-- TASK OBJECTIVE --
Copy all the entries word for word, but omit the pictures.
-- AVAILABLE RECORDS start --
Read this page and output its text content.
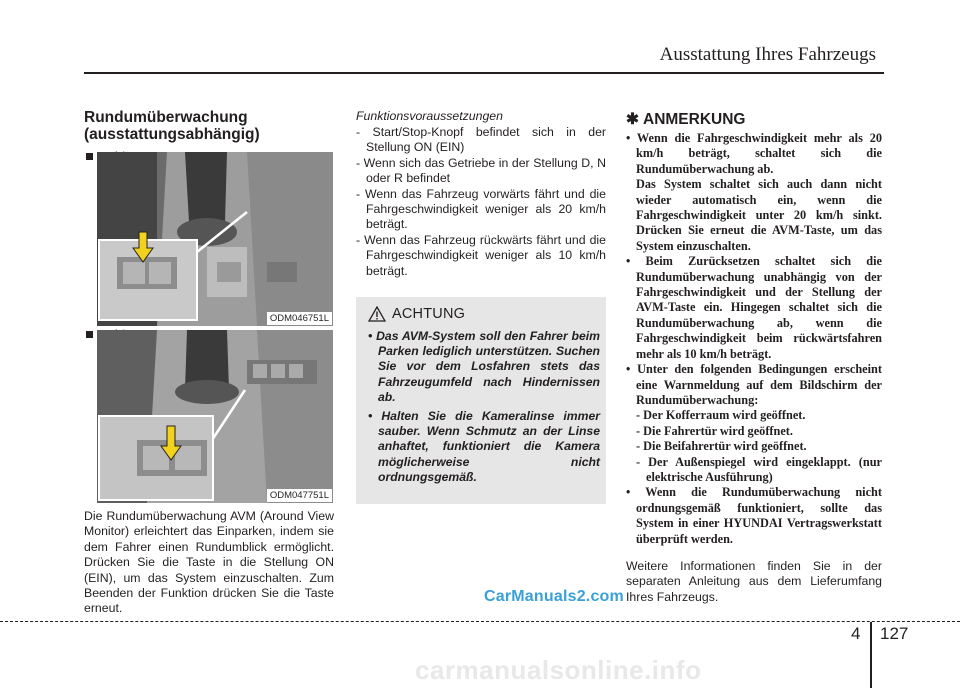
Ausstattung Ihres Fahrzeugs

Rundumüberwachung
(ausstattungsabhängig)

ODM046751L
ODM047751L

Die Rundumüberwachung AVM (Around View Monitor) erleichtert das Einparken, indem sie dem Fahrer einen Rundumblick ermöglicht. Drücken Sie die Taste in die Stellung ON (EIN), um das System einzuschalten. Zum Beenden der Funktion drücken Sie die Taste erneut.

Funktionsvoraussetzungen

- Start/Stop-Knopf befindet sich in der Stellung ON (EIN)
- Wenn sich das Getriebe in der Stellung D, N oder R befindet
- Wenn das Fahrzeug vorwärts fährt und die Fahrgeschwindigkeit weniger als 20 km/h beträgt.
- Wenn das Fahrzeug rückwärts fährt und die Fahrgeschwindigkeit weniger als 10 km/h beträgt.
ACHTUNG
• Das AVM-System soll den Fahrer beim Parken lediglich unterstützen. Suchen Sie vor dem Losfahren stets das Fahrzeugumfeld nach Hindernissen ab.
• Halten Sie die Kameralinse immer sauber. Wenn Schmutz an der Linse anhaftet, funktioniert die Kamera möglicherweise nicht ordnungsgemäß.

✱ ANMERKUNG

• Wenn die Fahrgeschwindigkeit mehr als 20 km/h beträgt, schaltet sich die Rundumüberwachung ab.
Das System schaltet sich auch dann nicht wieder automatisch ein, wenn die Fahrgeschwindigkeit unter 20 km/h sinkt. Drücken Sie erneut die AVM-Taste, um das System einzuschalten.
• Beim Zurücksetzen schaltet sich die Rundumüberwachung unabhängig von der Fahrgeschwindigkeit und der Stellung der AVM-Taste ein. Hingegen schaltet sich die Rundumüberwachung ab, wenn die Fahrgeschwindigkeit beim rückwärtsfahren mehr als 10 km/h beträgt.
• Unter den folgenden Bedingungen erscheint eine Warnmeldung auf dem Bildschirm der Rundumüberwachung:
- Der Kofferraum wird geöffnet.
- Die Fahrertür wird geöffnet.
- Die Beifahrertür wird geöffnet.
- Der Außenspiegel wird eingeklappt. (nur elektrische Ausführung)
• Wenn die Rundumüberwachung nicht ordnungsgemäß funktioniert, sollte das System in einer HYUNDAI Vertragswerkstatt überprüft werden.

Weitere Informationen finden Sie in der separaten Anleitung aus dem Lieferumfang Ihres Fahrzeugs.

4 127
CarManuals2.com
carmanualsonline.info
-- AVAILABLE RECORDS end --
-- RESULT --
Read this page and output its text content.
Ausstattung Ihres Fahrzeugs

Rundumüberwachung
(ausstattungsabhängig)

ODM046751L
ODM047751L

Die Rundumüberwachung AVM (Around View Monitor) erleichtert das Einparken, indem sie dem Fahrer einen Rundumblick ermöglicht. Drücken Sie die Taste in die Stellung ON (EIN), um das System einzuschalten. Zum Beenden der Funktion drücken Sie die Taste erneut.

Funktionsvoraussetzungen

- Start/Stop-Knopf befindet sich in der Stellung ON (EIN)
- Wenn sich das Getriebe in der Stellung D, N oder R befindet
- Wenn das Fahrzeug vorwärts fährt und die Fahrgeschwindigkeit weniger als 20 km/h beträgt.
- Wenn das Fahrzeug rückwärts fährt und die Fahrgeschwindigkeit weniger als 10 km/h beträgt.
ACHTUNG
• Das AVM-System soll den Fahrer beim Parken lediglich unterstützen. Suchen Sie vor dem Losfahren stets das Fahrzeugumfeld nach Hindernissen ab.
• Halten Sie die Kameralinse immer sauber. Wenn Schmutz an der Linse anhaftet, funktioniert die Kamera möglicherweise nicht ordnungsgemäß.

✱ ANMERKUNG

• Wenn die Fahrgeschwindigkeit mehr als 20 km/h beträgt, schaltet sich die Rundumüberwachung ab.
Das System schaltet sich auch dann nicht wieder automatisch ein, wenn die Fahrgeschwindigkeit unter 20 km/h sinkt. Drücken Sie erneut die AVM-Taste, um das System einzuschalten.
• Beim Zurücksetzen schaltet sich die Rundumüberwachung unabhängig von der Fahrgeschwindigkeit und der Stellung der AVM-Taste ein. Hingegen schaltet sich die Rundumüberwachung ab, wenn die Fahrgeschwindigkeit beim rückwärtsfahren mehr als 10 km/h beträgt.
• Unter den folgenden Bedingungen erscheint eine Warnmeldung auf dem Bildschirm der Rundumüberwachung:
- Der Kofferraum wird geöffnet.
- Die Fahrertür wird geöffnet.
- Die Beifahrertür wird geöffnet.
- Der Außenspiegel wird eingeklappt. (nur elektrische Ausführung)
• Wenn die Rundumüberwachung nicht ordnungsgemäß funktioniert, sollte das System in einer HYUNDAI Vertragswerkstatt überprüft werden.

Weitere Informationen finden Sie in der separaten Anleitung aus dem Lieferumfang Ihres Fahrzeugs.

4 127
CarManuals2.com
carmanualsonline.info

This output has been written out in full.